## [SOURCE TEXT]
Trouble loading parquet files from AWS S3 source

Summary

User is facing issues setting up access to an S3 bucket to load parquet files from AWS. Errors occur during connection testing despite having the correct IAM policy permissions.


Question

Is anyone using the S3 source to load parquet files from AWS? Been trying for a while setup the access to NY Taxis dataset at ‘arn:aws:s3:::nyc-tlc’ and it doesn’t work.

I have created the IAM policy with the ListBucket and GetObject permissions for the above resource.

When I perform the connection testing I always get errors.

If on the bucket I set the ARN then it complains the format is not correct, if I just add the bucket name it mentions it cannot list files…

I am lost trying to understand what is exactly failing.
Any assistance is appreciated :slight_smile:



This topic has been created from a Slack thread to give it more visibility.

## [DATA EXTRACT]
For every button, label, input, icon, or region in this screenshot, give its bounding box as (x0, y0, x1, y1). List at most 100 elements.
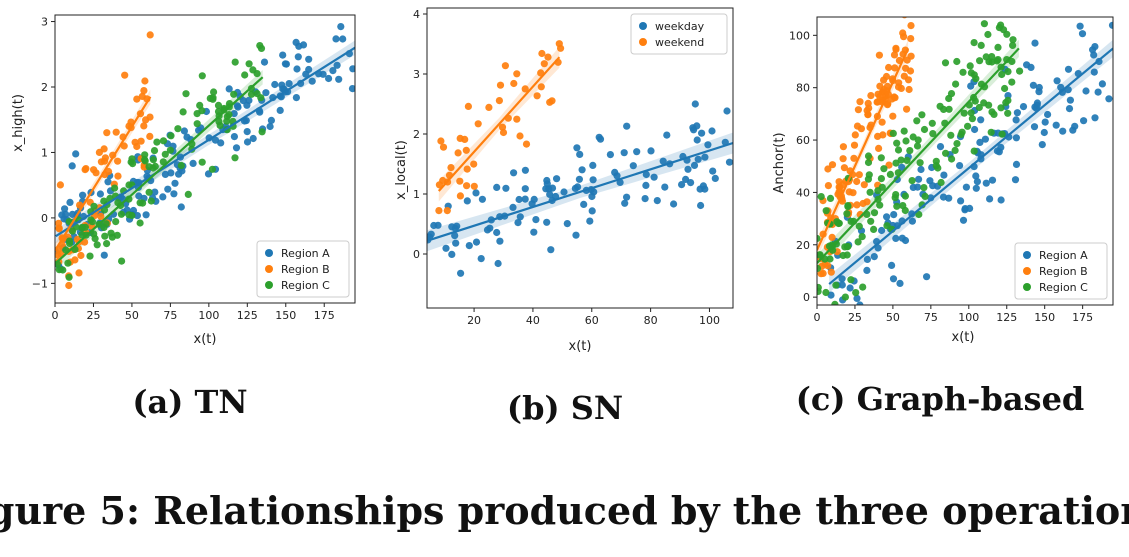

## [INSTRUCTION A]
In the S3 parquet thread, why was the topic created from a Slack thread?
## [INSTRUCTION B]
Return the passage of the S3 parquet thread between "Trouble loading parquet" and "always get errors.", inclusive.

## [TASK OUTPUT A]
It was created from a Slack thread to give it more visibility.

## [TASK OUTPUT B]
Trouble loading parquet files from AWS S3 source

Summary

User is facing issues setting up access to an S3 bucket to load parquet files from AWS. Errors occur during connection testing despite having the correct IAM policy permissions.


Question

Is anyone using the S3 source to load parquet files from AWS? Been trying for a while setup the access to NY Taxis dataset at ‘arn:aws:s3:::nyc-tlc’ and it doesn’t work.

I have created the IAM policy with the ListBucket and GetObject permissions for the above resource.

When I perform the connection testing I always get errors.